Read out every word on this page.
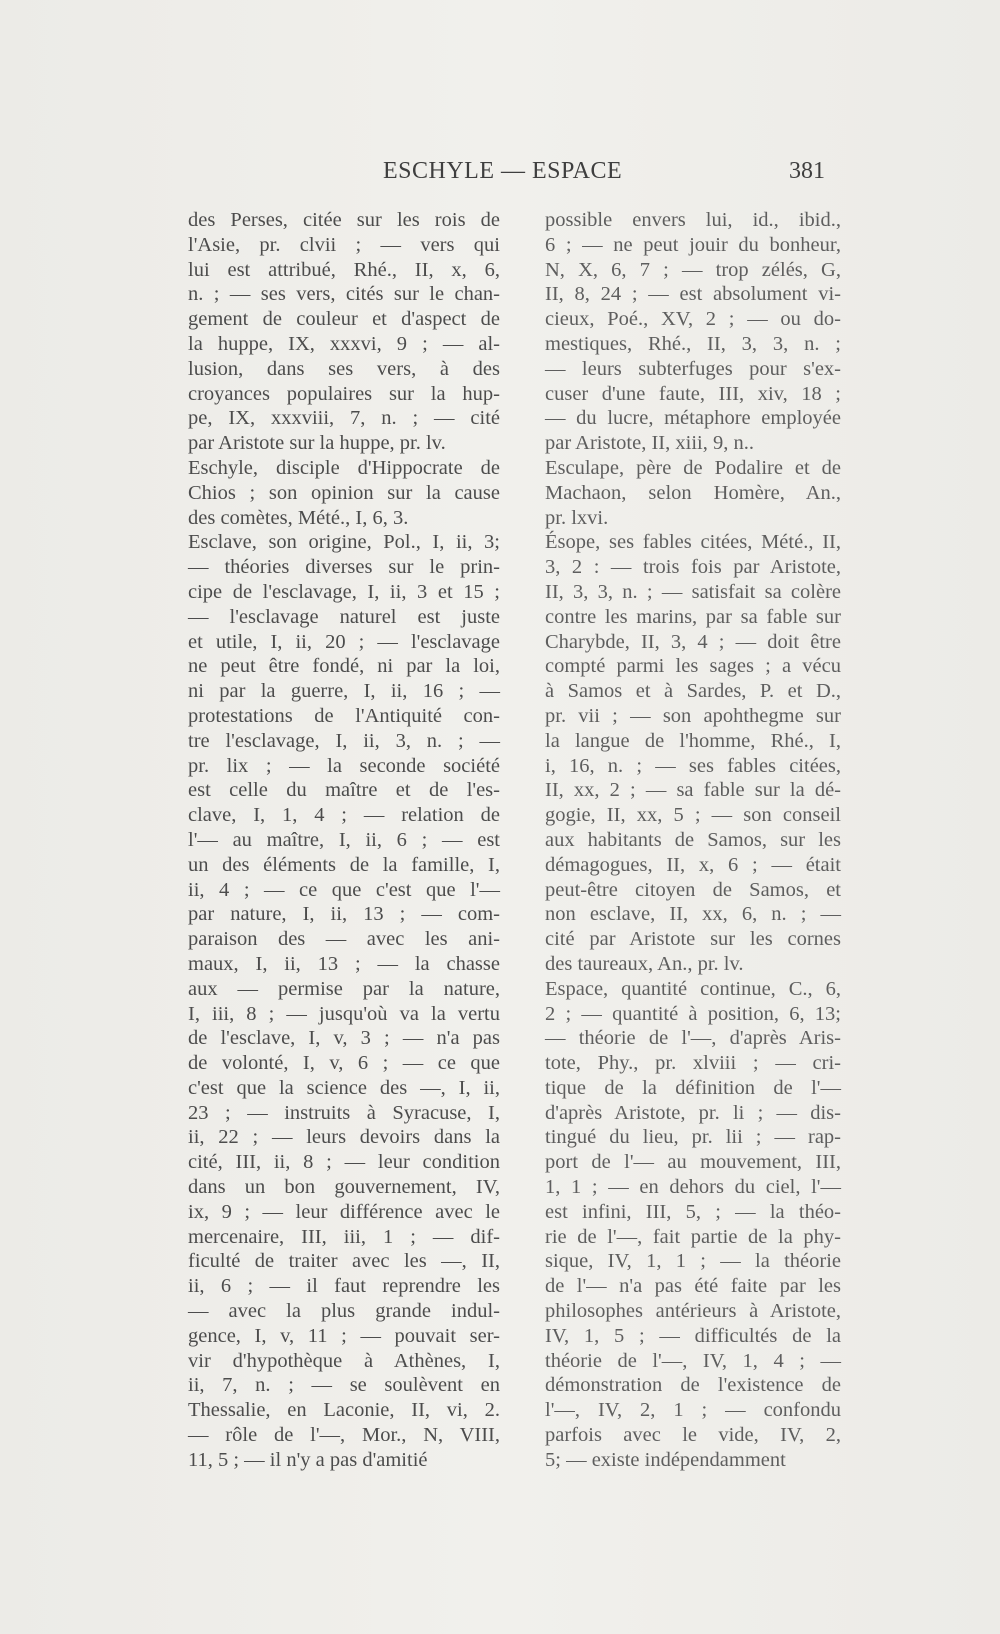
ESCHYLE — ESPACE	381
des Perses, citée sur les rois de
l'Asie, pr. clvii ; — vers qui
lui est attribué, Rhé., II, x, 6,
n. ; — ses vers, cités sur le chan-
gement de couleur et d'aspect de
la huppe, IX, xxxvi, 9 ; — al-
lusion, dans ses vers, à des
croyances populaires sur la hup-
pe, IX, xxxviii, 7, n. ; — cité
par Aristote sur la huppe, pr. lv.
Eschyle, disciple d'Hippocrate de
Chios ; son opinion sur la cause
des comètes, Mété., I, 6, 3.
Esclave, son origine, Pol., I, ii, 3;
— théories diverses sur le prin-
cipe de l'esclavage, I, ii, 3 et 15 ;
— l'esclavage naturel est juste
et utile, I, ii, 20 ; — l'esclavage
ne peut être fondé, ni par la loi,
ni par la guerre, I, ii, 16 ; —
protestations de l'Antiquité con-
tre l'esclavage, I, ii, 3, n. ; —
pr. lix ; — la seconde société
est celle du maître et de l'es-
clave, I, 1, 4 ; — relation de
l'— au maître, I, ii, 6 ; — est
un des éléments de la famille, I,
ii, 4 ; — ce que c'est que l'—
par nature, I, ii, 13 ; — com-
paraison des — avec les ani-
maux, I, ii, 13 ; — la chasse
aux — permise par la nature,
I, iii, 8 ; — jusqu'où va la vertu
de l'esclave, I, v, 3 ; — n'a pas
de volonté, I, v, 6 ; — ce que
c'est que la science des —, I, ii,
23 ; — instruits à Syracuse, I,
ii, 22 ; — leurs devoirs dans la
cité, III, ii, 8 ; — leur condition
dans un bon gouvernement, IV,
ix, 9 ; — leur différence avec le
mercenaire, III, iii, 1 ; — dif-
ficulté de traiter avec les —, II,
ii, 6 ; — il faut reprendre les
— avec la plus grande indul-
gence, I, v, 11 ; — pouvait ser-
vir d'hypothèque à Athènes, I,
ii, 7, n. ; — se soulèvent en
Thessalie, en Laconie, II, vi, 2.
— rôle de l'—, Mor., N, VIII,
11, 5 ; — il n'y a pas d'amitié
possible envers lui, id., ibid.,
6 ; — ne peut jouir du bonheur,
N, X, 6, 7 ; — trop zélés, G,
II, 8, 24 ; — est absolument vi-
cieux, Poé., XV, 2 ; — ou do-
mestiques, Rhé., II, 3, 3, n. ;
— leurs subterfuges pour s'ex-
cuser d'une faute, III, xiv, 18 ;
— du lucre, métaphore employée
par Aristote, II, xiii, 9, n..
Esculape, père de Podalire et de
Machaon, selon Homère, An.,
pr. lxvi.
Ésope, ses fables citées, Mété., II,
3, 2 : — trois fois par Aristote,
II, 3, 3, n. ; — satisfait sa colère
contre les marins, par sa fable sur
Charybde, II, 3, 4 ; — doit être
compté parmi les sages ; a vécu
à Samos et à Sardes, P. et D.,
pr. vii ; — son apohthegme sur
la langue de l'homme, Rhé., I,
i, 16, n. ; — ses fables citées,
II, xx, 2 ; — sa fable sur la dé-
gogie, II, xx, 5 ; — son conseil
aux habitants de Samos, sur les
démagogues, II, x, 6 ; — était
peut-être citoyen de Samos, et
non esclave, II, xx, 6, n. ; —
cité par Aristote sur les cornes
des taureaux, An., pr. lv.
Espace, quantité continue, C., 6,
2 ; — quantité à position, 6, 13;
— théorie de l'—, d'après Aris-
tote, Phy., pr. xlviii ; — cri-
tique de la définition de l'—
d'après Aristote, pr. li ; — dis-
tingué du lieu, pr. lii ; — rap-
port de l'— au mouvement, III,
1, 1 ; — en dehors du ciel, l'—
est infini, III, 5, ; — la théo-
rie de l'—, fait partie de la phy-
sique, IV, 1, 1 ; — la théorie
de l'— n'a pas été faite par les
philosophes antérieurs à Aristote,
IV, 1, 5 ; — difficultés de la
théorie de l'—, IV, 1, 4 ; —
démonstration de l'existence de
l'—, IV, 2, 1 ; — confondu
parfois avec le vide, IV, 2,
5; — existe indépendamment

» **Exercise prompt**
Scan the material for lines with the word "après", and copy each line you find.

» **Worked solution**
— théorie de l'—, d'après Aris-
d'après Aristote, pr. li ; — dis-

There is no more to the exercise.